Transforme as linhas de todos os registros abaixo em uma lista JSON de strings, uma string por linha, omitindo as linhas em branco. Deixe as imagens fora da resposta.
----------------------------------------
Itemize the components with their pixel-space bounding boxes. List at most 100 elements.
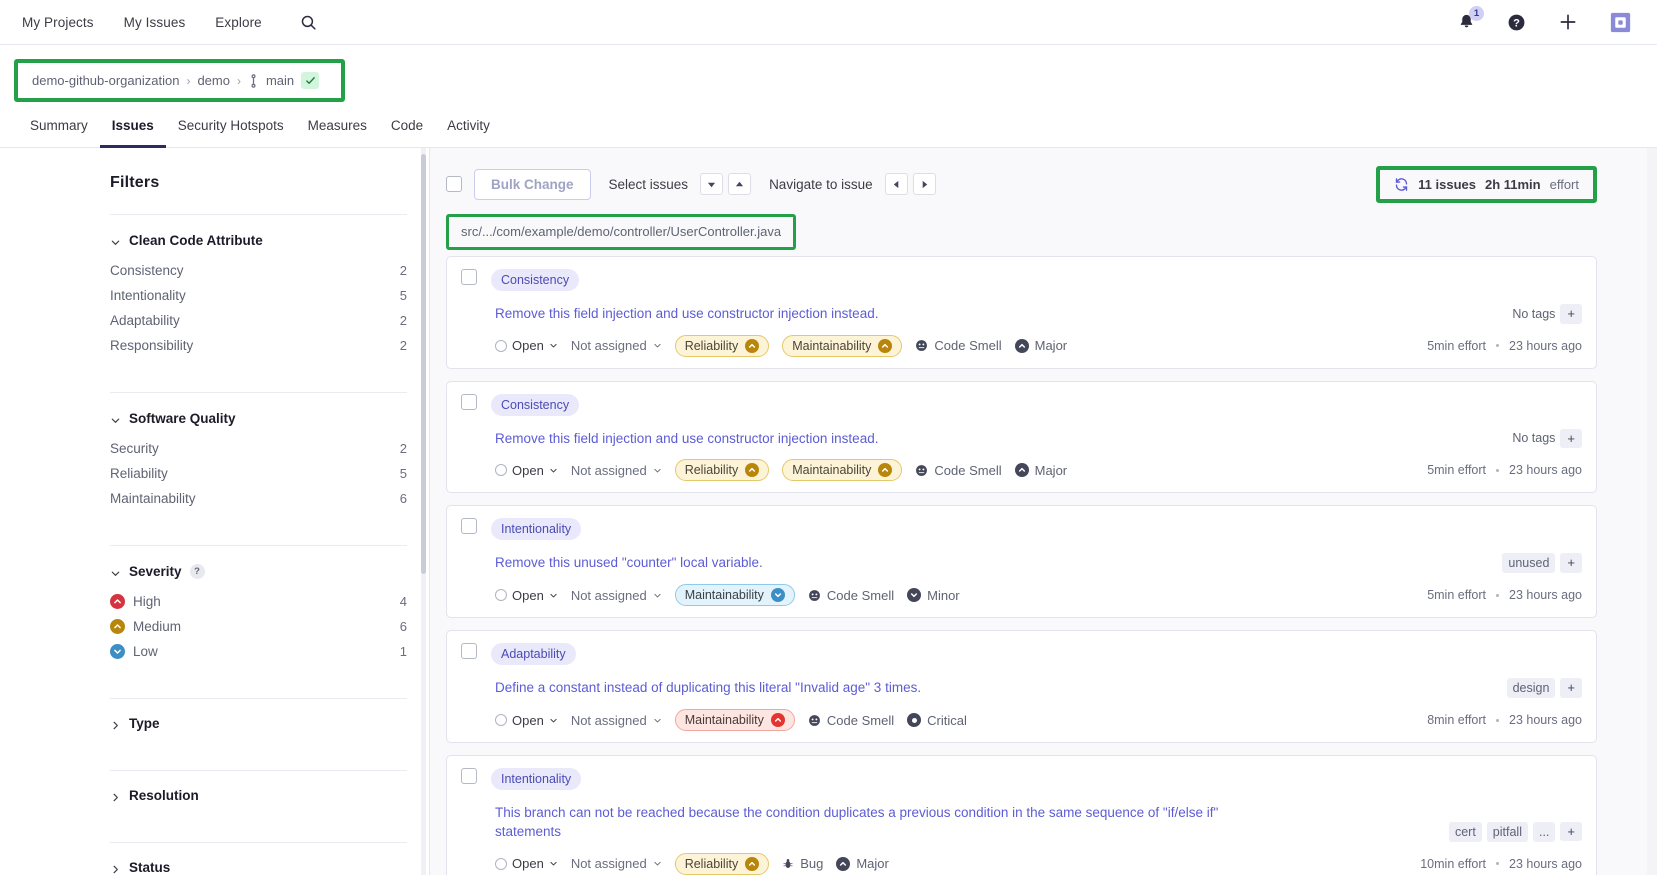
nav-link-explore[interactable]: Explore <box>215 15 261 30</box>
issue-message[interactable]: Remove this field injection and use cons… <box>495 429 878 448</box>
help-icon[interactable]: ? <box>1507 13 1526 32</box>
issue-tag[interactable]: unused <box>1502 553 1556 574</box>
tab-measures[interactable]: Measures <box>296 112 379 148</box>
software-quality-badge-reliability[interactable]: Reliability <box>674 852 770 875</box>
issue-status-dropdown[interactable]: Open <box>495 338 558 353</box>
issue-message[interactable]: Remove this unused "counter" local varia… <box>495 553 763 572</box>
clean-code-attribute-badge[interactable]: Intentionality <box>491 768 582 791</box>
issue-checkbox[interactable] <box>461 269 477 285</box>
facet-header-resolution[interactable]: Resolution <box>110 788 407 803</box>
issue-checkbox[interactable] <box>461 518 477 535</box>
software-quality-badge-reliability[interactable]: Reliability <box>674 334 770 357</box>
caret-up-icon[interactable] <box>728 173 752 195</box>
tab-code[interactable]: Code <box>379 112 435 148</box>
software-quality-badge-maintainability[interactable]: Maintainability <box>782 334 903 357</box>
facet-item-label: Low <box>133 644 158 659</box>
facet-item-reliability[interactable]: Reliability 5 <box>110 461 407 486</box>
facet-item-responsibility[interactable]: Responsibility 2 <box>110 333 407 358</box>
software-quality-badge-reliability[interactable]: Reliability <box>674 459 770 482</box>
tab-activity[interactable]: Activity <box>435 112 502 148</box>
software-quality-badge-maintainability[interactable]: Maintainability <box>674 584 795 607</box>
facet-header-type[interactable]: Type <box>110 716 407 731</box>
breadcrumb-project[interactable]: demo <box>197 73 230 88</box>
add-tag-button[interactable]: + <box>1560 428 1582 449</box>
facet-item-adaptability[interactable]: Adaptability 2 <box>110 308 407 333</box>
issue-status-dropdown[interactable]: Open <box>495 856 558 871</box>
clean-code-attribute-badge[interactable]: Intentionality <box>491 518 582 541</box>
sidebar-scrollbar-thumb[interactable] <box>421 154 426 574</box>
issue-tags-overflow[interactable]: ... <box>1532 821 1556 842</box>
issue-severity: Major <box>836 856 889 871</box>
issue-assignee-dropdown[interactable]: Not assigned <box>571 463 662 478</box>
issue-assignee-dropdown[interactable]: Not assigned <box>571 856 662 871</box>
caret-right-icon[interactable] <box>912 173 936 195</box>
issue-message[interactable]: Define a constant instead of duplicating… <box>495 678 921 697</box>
----------------------------------------
= RESPOSTA FINAL =
[
  "Itemize the components with their pixel-space bounding boxes. List at most 100 elements.",
  "nav-link-explore[interactable]: Explore <box>215 15 261 30</box>",
  "issue-message[interactable]: Remove this field injection and use cons… <box>495 429 878 448</box>",
  "help-icon[interactable]: ? <box>1507 13 1526 32</box>",
  "issue-tag[interactable]: unused <box>1502 553 1556 574</box>",
  "tab-measures[interactable]: Measures <box>296 112 379 148</box>",
  "software-quality-badge-reliability[interactable]: Reliability <box>674 852 770 875</box>",
  "issue-status-dropdown[interactable]: Open <box>495 338 558 353</box>",
  "issue-message[interactable]: Remove this unused \"counter\" local varia… <box>495 553 763 572</box>",
  "clean-code-attribute-badge[interactable]: Intentionality <box>491 768 582 791</box>",
  "issue-checkbox[interactable] <box>461 269 477 285</box>",
  "facet-header-resolution[interactable]: Resolution <box>110 788 407 803</box>",
  "issue-checkbox[interactable] <box>461 518 477 535</box>",
  "software-quality-badge-reliability[interactable]: Reliability <box>674 334 770 357</box>",
  "caret-up-icon[interactable] <box>728 173 752 195</box>",
  "tab-code[interactable]: Code <box>379 112 435 148</box>",
  "software-quality-badge-maintainability[interactable]: Maintainability <box>782 334 903 357</box>",
  "facet-item-label: Low <box>133 644 158 659</box>",
  "facet-item-reliability[interactable]: Reliability 5 <box>110 461 407 486</box>",
  "facet-item-responsibility[interactable]: Responsibility 2 <box>110 333 407 358</box>",
  "software-quality-badge-reliability[interactable]: Reliability <box>674 459 770 482</box>",
  "tab-activity[interactable]: Activity <box>435 112 502 148</box>",
  "software-quality-badge-maintainability[interactable]: Maintainability <box>674 584 795 607</box>",
  "facet-header-type[interactable]: Type <box>110 716 407 731</box>",
  "breadcrumb-project[interactable]: demo <box>197 73 230 88</box>",
  "add-tag-button[interactable]: + <box>1560 428 1582 449</box>",
  "facet-item-adaptability[interactable]: Adaptability 2 <box>110 308 407 333</box>",
  "issue-status-dropdown[interactable]: Open <box>495 856 558 871</box>",
  "clean-code-attribute-badge[interactable]: Intentionality <box>491 518 582 541</box>",
  "sidebar-scrollbar-thumb[interactable] <box>421 154 426 574</box>",
  "issue-tags-overflow[interactable]: ... <box>1532 821 1556 842</box>",
  "issue-severity: Major <box>836 856 889 871</box>",
  "issue-assignee-dropdown[interactable]: Not assigned <box>571 463 662 478</box>",
  "issue-assignee-dropdown[interactable]: Not assigned <box>571 856 662 871</box>",
  "caret-right-icon[interactable] <box>912 173 936 195</box>",
  "issue-message[interactable]: Define a constant instead of duplicating… <box>495 678 921 697</box>"
]